* start *
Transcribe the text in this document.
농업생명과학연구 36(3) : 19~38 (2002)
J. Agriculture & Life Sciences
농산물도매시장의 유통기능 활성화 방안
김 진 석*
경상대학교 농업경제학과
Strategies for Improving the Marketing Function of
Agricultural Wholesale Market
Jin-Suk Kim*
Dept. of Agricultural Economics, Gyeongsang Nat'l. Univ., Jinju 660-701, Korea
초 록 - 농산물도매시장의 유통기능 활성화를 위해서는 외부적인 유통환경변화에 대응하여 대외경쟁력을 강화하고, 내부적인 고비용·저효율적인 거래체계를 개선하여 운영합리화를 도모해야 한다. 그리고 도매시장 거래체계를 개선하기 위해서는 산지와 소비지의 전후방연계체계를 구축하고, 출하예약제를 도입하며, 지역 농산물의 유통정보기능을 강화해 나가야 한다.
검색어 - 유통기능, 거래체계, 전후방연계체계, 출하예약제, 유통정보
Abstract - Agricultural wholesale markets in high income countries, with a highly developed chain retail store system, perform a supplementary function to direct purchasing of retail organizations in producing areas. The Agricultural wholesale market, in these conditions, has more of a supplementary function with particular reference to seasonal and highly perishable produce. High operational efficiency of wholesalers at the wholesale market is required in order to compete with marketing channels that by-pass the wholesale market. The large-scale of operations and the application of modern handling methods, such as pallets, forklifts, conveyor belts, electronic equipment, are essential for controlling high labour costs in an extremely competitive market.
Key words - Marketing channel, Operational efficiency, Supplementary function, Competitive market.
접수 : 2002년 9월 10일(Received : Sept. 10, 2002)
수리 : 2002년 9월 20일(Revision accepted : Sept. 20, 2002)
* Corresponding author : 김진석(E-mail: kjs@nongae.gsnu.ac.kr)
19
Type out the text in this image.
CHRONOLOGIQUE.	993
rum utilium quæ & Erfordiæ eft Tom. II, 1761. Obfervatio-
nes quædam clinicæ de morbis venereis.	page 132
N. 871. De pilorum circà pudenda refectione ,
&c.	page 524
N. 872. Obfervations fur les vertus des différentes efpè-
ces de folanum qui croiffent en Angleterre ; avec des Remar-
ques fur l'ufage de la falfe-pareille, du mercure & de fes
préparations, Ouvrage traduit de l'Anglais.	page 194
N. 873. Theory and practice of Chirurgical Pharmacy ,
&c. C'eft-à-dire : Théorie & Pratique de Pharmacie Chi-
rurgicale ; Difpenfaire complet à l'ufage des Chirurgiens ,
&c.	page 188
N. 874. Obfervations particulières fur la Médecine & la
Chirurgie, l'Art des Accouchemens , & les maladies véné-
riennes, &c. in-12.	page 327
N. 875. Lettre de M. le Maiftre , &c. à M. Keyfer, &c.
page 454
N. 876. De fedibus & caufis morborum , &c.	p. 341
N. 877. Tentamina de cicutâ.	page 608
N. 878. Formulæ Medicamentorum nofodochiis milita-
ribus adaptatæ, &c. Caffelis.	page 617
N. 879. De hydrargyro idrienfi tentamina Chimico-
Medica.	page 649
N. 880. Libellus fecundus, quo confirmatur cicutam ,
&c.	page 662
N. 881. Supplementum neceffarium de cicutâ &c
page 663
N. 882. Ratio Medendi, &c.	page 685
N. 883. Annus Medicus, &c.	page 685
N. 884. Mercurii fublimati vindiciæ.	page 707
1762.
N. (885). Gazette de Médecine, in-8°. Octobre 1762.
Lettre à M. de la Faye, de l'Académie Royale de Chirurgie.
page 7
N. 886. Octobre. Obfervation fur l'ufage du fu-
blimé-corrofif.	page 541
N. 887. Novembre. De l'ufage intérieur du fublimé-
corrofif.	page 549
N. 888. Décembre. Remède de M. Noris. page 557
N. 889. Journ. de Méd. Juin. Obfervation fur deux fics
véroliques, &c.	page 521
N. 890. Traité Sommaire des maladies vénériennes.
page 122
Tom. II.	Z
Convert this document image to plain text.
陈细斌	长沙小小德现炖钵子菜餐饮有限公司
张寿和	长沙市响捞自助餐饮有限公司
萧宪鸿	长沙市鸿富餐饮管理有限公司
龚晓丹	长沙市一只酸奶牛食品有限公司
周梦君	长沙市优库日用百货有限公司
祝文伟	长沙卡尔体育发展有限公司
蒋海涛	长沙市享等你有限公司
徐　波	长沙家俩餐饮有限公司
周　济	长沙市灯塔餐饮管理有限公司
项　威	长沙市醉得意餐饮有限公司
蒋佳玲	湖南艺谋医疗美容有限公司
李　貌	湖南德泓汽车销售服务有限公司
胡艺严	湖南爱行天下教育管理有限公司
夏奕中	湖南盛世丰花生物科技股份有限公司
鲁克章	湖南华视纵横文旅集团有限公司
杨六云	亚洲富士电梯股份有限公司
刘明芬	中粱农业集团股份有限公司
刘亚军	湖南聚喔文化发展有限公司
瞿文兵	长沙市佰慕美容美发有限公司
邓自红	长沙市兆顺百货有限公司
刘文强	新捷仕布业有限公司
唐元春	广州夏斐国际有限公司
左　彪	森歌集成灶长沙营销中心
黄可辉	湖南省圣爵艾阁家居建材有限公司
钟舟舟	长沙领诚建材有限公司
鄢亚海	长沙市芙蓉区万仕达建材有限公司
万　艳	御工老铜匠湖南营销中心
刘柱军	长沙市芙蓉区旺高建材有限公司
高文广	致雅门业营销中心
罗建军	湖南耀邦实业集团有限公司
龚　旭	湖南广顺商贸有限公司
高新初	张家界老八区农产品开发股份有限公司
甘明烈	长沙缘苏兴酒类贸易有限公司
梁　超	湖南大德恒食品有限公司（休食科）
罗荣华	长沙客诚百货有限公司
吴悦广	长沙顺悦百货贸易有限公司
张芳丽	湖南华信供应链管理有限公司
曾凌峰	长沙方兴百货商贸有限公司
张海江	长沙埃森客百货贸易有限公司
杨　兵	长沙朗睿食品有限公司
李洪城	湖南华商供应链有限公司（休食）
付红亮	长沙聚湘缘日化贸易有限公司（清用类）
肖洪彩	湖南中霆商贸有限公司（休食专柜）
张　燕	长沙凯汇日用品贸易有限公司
* end *
PROBLEM REQUIREMENTS:
Return all of the entries word for word.

EXERCISE OUTPUT:
Transcribe the text in this document.
농업생명과학연구 36(3) : 19~38 (2002)
J. Agriculture & Life Sciences
농산물도매시장의 유통기능 활성화 방안
김 진 석*
경상대학교 농업경제학과
Strategies for Improving the Marketing Function of
Agricultural Wholesale Market
Jin-Suk Kim*
Dept. of Agricultural Economics, Gyeongsang Nat'l. Univ., Jinju 660-701, Korea
초 록 - 농산물도매시장의 유통기능 활성화를 위해서는 외부적인 유통환경변화에 대응하여 대외경쟁력을 강화하고, 내부적인 고비용·저효율적인 거래체계를 개선하여 운영합리화를 도모해야 한다. 그리고 도매시장 거래체계를 개선하기 위해서는 산지와 소비지의 전후방연계체계를 구축하고, 출하예약제를 도입하며, 지역 농산물의 유통정보기능을 강화해 나가야 한다.
검색어 - 유통기능, 거래체계, 전후방연계체계, 출하예약제, 유통정보
Abstract - Agricultural wholesale markets in high income countries, with a highly developed chain retail store system, perform a supplementary function to direct purchasing of retail organizations in producing areas. The Agricultural wholesale market, in these conditions, has more of a supplementary function with particular reference to seasonal and highly perishable produce. High operational efficiency of wholesalers at the wholesale market is required in order to compete with marketing channels that by-pass the wholesale market. The large-scale of operations and the application of modern handling methods, such as pallets, forklifts, conveyor belts, electronic equipment, are essential for controlling high labour costs in an extremely competitive market.
Key words - Marketing channel, Operational efficiency, Supplementary function, Competitive market.
접수 : 2002년 9월 10일(Received : Sept. 10, 2002)
수리 : 2002년 9월 20일(Revision accepted : Sept. 20, 2002)
* Corresponding author : 김진석(E-mail: kjs@nongae.gsnu.ac.kr)
19
Type out the text in this image.
CHRONOLOGIQUE.	993
rum utilium quæ & Erfordiæ eft Tom. II, 1761. Obfervatio-
nes quædam clinicæ de morbis venereis.	page 132
N. 871. De pilorum circà pudenda refectione ,
&c.	page 524
N. 872. Obfervations fur les vertus des différentes efpè-
ces de folanum qui croiffent en Angleterre ; avec des Remar-
ques fur l'ufage de la falfe-pareille, du mercure & de fes
préparations, Ouvrage traduit de l'Anglais.	page 194
N. 873. Theory and practice of Chirurgical Pharmacy ,
&c. C'eft-à-dire : Théorie & Pratique de Pharmacie Chi-
rurgicale ; Difpenfaire complet à l'ufage des Chirurgiens ,
&c.	page 188
N. 874. Obfervations particulières fur la Médecine & la
Chirurgie, l'Art des Accouchemens , & les maladies véné-
riennes, &c. in-12.	page 327
N. 875. Lettre de M. le Maiftre , &c. à M. Keyfer, &c.
page 454
N. 876. De fedibus & caufis morborum , &c.	p. 341
N. 877. Tentamina de cicutâ.	page 608
N. 878. Formulæ Medicamentorum nofodochiis milita-
ribus adaptatæ, &c. Caffelis.	page 617
N. 879. De hydrargyro idrienfi tentamina Chimico-
Medica.	page 649
N. 880. Libellus fecundus, quo confirmatur cicutam ,
&c.	page 662
N. 881. Supplementum neceffarium de cicutâ &c
page 663
N. 882. Ratio Medendi, &c.	page 685
N. 883. Annus Medicus, &c.	page 685
N. 884. Mercurii fublimati vindiciæ.	page 707
1762.
N. (885). Gazette de Médecine, in-8°. Octobre 1762.
Lettre à M. de la Faye, de l'Académie Royale de Chirurgie.
page 7
N. 886. Octobre. Obfervation fur l'ufage du fu-
blimé-corrofif.	page 541
N. 887. Novembre. De l'ufage intérieur du fublimé-
corrofif.	page 549
N. 888. Décembre. Remède de M. Noris. page 557
N. 889. Journ. de Méd. Juin. Obfervation fur deux fics
véroliques, &c.	page 521
N. 890. Traité Sommaire des maladies vénériennes.
page 122
Tom. II.	Z
Convert this document image to plain text.
陈细斌	长沙小小德现炖钵子菜餐饮有限公司
张寿和	长沙市响捞自助餐饮有限公司
萧宪鸿	长沙市鸿富餐饮管理有限公司
龚晓丹	长沙市一只酸奶牛食品有限公司
周梦君	长沙市优库日用百货有限公司
祝文伟	长沙卡尔体育发展有限公司
蒋海涛	长沙市享等你有限公司
徐　波	长沙家俩餐饮有限公司
周　济	长沙市灯塔餐饮管理有限公司
项　威	长沙市醉得意餐饮有限公司
蒋佳玲	湖南艺谋医疗美容有限公司
李　貌	湖南德泓汽车销售服务有限公司
胡艺严	湖南爱行天下教育管理有限公司
夏奕中	湖南盛世丰花生物科技股份有限公司
鲁克章	湖南华视纵横文旅集团有限公司
杨六云	亚洲富士电梯股份有限公司
刘明芬	中粱农业集团股份有限公司
刘亚军	湖南聚喔文化发展有限公司
瞿文兵	长沙市佰慕美容美发有限公司
邓自红	长沙市兆顺百货有限公司
刘文强	新捷仕布业有限公司
唐元春	广州夏斐国际有限公司
左　彪	森歌集成灶长沙营销中心
黄可辉	湖南省圣爵艾阁家居建材有限公司
钟舟舟	长沙领诚建材有限公司
鄢亚海	长沙市芙蓉区万仕达建材有限公司
万　艳	御工老铜匠湖南营销中心
刘柱军	长沙市芙蓉区旺高建材有限公司
高文广	致雅门业营销中心
罗建军	湖南耀邦实业集团有限公司
龚　旭	湖南广顺商贸有限公司
高新初	张家界老八区农产品开发股份有限公司
甘明烈	长沙缘苏兴酒类贸易有限公司
梁　超	湖南大德恒食品有限公司（休食科）
罗荣华	长沙客诚百货有限公司
吴悦广	长沙顺悦百货贸易有限公司
张芳丽	湖南华信供应链管理有限公司
曾凌峰	长沙方兴百货商贸有限公司
张海江	长沙埃森客百货贸易有限公司
杨　兵	长沙朗睿食品有限公司
李洪城	湖南华商供应链有限公司（休食）
付红亮	长沙聚湘缘日化贸易有限公司（清用类）
肖洪彩	湖南中霆商贸有限公司（休食专柜）
张　燕	长沙凯汇日用品贸易有限公司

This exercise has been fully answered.